EXERCISE GOAL →
From the records below, copy every line that contains the word "JSON".

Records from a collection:
+++++
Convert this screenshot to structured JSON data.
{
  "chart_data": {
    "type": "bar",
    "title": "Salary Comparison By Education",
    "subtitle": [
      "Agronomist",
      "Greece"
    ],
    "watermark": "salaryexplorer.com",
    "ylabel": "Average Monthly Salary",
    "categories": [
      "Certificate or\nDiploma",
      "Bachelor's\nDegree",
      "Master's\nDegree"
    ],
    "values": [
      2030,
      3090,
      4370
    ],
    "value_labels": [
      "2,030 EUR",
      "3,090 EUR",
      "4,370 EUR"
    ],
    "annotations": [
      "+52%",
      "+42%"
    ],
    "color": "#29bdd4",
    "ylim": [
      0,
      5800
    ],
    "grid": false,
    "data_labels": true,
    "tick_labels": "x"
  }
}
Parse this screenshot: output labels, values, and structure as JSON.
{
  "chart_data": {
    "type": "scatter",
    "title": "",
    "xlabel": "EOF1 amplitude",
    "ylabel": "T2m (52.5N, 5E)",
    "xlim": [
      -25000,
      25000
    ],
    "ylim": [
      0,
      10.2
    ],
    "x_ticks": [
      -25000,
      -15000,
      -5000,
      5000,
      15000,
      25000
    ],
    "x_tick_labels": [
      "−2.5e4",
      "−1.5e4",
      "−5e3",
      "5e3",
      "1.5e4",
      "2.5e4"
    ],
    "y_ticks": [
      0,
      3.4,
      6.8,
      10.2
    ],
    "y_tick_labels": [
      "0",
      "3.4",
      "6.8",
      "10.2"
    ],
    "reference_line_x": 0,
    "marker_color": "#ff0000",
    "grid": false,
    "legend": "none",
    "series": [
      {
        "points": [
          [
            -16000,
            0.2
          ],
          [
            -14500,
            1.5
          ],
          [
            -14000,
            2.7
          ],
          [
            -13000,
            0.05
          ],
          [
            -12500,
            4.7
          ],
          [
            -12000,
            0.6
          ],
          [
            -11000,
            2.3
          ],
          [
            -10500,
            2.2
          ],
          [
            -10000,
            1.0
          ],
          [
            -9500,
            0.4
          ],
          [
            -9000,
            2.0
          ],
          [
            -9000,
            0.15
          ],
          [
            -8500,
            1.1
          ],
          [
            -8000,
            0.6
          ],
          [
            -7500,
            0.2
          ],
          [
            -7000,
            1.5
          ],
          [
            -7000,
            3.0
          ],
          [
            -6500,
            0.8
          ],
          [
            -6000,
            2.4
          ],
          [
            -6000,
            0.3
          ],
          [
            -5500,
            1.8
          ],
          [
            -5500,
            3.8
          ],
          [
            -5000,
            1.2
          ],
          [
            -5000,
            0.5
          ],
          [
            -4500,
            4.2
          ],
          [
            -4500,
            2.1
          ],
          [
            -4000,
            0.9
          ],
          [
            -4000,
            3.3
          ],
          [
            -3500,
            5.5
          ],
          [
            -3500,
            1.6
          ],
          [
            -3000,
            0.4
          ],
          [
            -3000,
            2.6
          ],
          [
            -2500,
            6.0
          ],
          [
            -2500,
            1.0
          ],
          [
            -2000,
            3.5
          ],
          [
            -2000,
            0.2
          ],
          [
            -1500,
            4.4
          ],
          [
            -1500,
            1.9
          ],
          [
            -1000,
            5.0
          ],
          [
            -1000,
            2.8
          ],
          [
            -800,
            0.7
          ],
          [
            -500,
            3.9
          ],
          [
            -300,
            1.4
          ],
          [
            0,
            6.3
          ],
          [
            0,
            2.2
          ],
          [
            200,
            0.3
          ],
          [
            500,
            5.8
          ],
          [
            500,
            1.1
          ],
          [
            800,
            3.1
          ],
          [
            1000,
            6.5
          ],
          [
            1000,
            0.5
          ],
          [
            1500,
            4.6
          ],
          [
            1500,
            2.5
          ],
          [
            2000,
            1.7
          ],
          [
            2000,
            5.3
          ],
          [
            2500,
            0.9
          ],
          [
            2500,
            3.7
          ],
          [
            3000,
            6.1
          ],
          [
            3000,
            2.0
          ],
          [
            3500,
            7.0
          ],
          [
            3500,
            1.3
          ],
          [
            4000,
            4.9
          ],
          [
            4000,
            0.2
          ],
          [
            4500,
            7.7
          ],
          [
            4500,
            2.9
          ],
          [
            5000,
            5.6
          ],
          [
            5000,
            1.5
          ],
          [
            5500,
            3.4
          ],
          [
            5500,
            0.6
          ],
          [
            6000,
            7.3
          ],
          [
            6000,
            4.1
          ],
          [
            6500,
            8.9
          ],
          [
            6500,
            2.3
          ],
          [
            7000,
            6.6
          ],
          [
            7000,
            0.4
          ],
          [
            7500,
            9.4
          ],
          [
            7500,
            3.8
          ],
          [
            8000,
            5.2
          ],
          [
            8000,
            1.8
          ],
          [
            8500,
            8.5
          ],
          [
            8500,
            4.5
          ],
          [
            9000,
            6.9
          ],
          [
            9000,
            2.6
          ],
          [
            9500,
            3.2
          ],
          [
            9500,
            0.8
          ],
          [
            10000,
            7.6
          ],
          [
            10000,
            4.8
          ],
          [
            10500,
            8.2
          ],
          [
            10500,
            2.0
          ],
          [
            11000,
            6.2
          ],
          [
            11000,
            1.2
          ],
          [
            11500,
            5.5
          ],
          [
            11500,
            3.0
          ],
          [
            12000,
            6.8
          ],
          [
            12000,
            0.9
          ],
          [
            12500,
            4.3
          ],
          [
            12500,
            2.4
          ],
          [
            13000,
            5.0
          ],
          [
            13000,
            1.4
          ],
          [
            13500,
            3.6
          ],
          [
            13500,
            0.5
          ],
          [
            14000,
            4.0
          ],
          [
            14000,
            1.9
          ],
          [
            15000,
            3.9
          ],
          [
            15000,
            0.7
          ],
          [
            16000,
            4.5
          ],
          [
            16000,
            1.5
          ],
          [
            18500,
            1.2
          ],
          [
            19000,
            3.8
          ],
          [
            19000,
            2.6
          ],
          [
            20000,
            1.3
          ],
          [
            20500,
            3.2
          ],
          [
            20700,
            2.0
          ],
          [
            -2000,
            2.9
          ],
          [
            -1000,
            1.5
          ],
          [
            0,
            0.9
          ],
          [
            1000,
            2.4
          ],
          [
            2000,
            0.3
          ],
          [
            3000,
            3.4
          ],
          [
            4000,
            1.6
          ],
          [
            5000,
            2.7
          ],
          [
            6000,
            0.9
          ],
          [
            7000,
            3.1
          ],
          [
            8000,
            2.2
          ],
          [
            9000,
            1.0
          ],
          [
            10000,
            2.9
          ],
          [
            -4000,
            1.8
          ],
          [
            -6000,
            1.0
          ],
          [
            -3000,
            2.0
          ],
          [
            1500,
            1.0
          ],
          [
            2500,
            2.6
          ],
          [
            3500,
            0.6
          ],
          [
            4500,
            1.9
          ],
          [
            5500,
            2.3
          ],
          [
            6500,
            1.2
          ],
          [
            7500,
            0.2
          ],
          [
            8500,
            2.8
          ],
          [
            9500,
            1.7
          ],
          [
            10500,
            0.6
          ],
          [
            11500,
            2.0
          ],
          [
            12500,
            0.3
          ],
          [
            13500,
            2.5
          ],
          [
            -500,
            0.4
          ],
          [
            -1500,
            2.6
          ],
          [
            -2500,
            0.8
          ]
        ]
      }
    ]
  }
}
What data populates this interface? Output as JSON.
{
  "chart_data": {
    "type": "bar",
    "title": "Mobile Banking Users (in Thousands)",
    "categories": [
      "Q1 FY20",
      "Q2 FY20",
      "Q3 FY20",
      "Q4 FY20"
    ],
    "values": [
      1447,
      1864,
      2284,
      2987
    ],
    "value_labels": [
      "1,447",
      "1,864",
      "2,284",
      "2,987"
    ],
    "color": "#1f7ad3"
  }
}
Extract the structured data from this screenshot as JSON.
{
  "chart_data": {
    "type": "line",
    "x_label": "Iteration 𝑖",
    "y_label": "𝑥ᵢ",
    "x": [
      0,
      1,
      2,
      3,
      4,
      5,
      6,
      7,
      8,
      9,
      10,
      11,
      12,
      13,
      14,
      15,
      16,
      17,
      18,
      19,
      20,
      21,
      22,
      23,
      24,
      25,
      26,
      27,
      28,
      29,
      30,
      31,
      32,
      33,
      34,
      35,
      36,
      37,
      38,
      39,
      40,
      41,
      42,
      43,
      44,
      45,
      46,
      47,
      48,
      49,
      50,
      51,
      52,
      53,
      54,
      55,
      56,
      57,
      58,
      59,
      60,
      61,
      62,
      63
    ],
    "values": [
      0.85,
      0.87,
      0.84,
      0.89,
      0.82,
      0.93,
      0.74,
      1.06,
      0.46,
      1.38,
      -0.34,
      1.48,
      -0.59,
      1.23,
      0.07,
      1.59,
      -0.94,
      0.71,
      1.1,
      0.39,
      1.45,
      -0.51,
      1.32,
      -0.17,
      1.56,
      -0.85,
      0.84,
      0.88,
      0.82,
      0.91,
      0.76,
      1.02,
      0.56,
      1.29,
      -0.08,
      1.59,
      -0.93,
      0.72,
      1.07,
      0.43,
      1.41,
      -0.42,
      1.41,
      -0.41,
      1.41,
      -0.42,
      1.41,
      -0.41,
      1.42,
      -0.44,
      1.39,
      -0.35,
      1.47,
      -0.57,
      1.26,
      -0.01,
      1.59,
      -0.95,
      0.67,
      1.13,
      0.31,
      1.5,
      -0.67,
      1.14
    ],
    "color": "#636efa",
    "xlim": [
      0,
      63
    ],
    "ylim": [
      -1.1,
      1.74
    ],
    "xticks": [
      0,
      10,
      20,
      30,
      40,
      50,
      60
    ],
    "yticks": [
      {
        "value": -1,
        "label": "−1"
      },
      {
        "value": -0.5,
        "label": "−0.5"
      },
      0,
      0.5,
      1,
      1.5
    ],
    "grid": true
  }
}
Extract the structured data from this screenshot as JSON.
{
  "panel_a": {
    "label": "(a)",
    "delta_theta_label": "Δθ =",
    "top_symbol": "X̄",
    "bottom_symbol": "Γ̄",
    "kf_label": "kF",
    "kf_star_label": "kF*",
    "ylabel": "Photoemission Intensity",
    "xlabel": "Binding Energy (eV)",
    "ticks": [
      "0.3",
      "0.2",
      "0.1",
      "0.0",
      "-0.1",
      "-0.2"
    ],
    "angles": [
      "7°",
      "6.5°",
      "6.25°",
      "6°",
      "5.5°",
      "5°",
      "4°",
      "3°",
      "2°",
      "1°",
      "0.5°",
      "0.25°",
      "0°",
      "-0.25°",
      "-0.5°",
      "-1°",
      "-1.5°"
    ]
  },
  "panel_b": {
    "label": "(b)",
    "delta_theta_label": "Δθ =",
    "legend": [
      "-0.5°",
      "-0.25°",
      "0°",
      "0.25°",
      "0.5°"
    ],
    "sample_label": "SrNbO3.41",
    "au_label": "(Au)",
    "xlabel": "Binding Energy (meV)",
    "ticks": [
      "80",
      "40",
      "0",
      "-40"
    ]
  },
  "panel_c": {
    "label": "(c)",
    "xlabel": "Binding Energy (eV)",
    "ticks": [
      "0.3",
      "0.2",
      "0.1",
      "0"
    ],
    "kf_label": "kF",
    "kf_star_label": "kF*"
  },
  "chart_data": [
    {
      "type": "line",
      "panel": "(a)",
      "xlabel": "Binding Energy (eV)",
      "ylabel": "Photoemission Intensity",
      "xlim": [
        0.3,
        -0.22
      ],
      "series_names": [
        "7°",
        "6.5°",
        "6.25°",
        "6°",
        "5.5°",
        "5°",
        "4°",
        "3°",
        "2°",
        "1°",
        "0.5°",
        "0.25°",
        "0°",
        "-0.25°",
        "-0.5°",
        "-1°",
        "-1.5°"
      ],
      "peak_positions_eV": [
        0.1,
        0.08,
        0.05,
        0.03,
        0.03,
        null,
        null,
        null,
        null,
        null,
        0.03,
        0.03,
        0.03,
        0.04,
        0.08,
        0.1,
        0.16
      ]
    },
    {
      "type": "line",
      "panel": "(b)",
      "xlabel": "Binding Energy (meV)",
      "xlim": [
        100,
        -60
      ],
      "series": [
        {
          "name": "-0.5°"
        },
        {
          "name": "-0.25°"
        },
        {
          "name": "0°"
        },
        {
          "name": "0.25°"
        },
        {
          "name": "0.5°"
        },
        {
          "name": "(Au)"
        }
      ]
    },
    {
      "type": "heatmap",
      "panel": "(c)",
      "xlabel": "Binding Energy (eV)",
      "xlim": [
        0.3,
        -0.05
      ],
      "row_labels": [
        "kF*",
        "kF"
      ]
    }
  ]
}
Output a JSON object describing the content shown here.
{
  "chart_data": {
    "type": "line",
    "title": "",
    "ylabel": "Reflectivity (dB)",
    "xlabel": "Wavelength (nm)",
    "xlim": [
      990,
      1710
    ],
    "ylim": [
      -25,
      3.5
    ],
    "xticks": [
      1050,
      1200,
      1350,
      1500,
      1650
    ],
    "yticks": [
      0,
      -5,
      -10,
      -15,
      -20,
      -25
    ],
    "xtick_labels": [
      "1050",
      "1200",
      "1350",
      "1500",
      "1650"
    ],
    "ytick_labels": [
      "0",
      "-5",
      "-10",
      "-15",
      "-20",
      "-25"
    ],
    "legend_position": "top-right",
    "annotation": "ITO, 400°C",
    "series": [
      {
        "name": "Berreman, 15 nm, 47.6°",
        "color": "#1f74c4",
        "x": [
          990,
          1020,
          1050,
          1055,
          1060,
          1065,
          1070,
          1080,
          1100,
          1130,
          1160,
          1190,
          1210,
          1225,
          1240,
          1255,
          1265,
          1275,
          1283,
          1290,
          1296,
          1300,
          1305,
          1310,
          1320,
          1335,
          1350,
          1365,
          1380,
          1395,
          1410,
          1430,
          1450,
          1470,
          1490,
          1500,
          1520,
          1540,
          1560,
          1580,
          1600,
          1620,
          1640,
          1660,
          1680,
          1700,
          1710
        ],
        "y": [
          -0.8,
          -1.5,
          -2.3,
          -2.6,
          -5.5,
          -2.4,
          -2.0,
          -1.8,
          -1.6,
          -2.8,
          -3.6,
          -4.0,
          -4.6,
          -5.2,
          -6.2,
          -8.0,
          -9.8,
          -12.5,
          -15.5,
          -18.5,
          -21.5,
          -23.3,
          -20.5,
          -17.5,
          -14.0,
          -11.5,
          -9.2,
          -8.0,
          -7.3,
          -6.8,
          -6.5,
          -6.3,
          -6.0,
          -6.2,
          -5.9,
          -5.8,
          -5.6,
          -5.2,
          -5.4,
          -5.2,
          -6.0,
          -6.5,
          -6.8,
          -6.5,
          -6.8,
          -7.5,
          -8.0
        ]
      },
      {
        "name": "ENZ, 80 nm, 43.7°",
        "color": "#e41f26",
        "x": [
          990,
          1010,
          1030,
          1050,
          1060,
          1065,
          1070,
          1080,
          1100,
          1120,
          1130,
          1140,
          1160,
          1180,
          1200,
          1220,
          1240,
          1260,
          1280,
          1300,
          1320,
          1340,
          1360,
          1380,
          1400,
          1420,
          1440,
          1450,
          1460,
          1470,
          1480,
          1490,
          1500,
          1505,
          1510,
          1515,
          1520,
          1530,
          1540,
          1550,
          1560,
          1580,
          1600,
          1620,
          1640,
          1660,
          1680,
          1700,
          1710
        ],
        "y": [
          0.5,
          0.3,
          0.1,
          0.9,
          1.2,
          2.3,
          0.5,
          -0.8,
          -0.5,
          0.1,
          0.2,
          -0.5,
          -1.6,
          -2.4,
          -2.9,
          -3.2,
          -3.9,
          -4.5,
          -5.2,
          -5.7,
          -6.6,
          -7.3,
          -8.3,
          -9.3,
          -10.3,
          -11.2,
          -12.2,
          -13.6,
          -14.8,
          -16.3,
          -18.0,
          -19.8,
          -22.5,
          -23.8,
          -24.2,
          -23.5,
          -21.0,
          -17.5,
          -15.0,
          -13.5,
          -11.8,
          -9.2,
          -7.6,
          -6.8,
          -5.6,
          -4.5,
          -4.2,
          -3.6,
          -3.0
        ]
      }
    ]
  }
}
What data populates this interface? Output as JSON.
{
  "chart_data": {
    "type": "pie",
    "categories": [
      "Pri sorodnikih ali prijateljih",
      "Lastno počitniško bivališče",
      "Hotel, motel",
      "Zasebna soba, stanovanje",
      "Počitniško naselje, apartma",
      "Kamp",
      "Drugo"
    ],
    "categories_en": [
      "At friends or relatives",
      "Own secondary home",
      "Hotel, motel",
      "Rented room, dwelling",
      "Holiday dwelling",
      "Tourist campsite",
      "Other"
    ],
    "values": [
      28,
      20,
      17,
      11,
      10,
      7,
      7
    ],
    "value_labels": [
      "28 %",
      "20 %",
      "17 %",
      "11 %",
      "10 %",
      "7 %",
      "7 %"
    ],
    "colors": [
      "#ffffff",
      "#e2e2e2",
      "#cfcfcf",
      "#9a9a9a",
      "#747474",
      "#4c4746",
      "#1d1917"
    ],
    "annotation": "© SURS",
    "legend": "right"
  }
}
+++++
TASK SOLUTION →
Convert this screenshot to structured JSON data.
Parse this screenshot: output labels, values, and structure as JSON.
What data populates this interface? Output as JSON.
Extract the structured data from this screenshot as JSON.
Extract the structured data from this screenshot as JSON.
Output a JSON object describing the content shown here.
What data populates this interface? Output as JSON.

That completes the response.